A block of data -
——————————

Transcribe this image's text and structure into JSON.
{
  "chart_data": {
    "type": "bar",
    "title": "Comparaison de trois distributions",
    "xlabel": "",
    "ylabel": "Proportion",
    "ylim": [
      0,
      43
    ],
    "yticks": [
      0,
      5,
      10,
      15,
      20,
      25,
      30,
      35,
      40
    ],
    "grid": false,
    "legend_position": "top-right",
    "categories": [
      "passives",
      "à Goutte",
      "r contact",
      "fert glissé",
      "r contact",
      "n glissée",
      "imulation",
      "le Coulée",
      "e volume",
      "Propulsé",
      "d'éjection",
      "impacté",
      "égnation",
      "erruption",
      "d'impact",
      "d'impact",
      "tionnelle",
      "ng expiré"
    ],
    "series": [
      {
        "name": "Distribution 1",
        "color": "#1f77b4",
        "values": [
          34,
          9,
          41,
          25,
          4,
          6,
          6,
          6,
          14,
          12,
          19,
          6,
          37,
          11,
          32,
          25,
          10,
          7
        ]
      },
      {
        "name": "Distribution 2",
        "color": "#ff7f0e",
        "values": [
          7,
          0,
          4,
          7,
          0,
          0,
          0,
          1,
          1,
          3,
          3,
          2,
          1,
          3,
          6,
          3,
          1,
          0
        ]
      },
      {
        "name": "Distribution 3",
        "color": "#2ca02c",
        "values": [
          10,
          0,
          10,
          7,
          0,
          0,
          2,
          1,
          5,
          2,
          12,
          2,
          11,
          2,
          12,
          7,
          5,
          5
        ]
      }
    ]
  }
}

——————————

Return all lines of the material above in which the word "name" occurs.

The output -
        "name": "Distribution 1",
        "name": "Distribution 2",
        "name": "Distribution 3",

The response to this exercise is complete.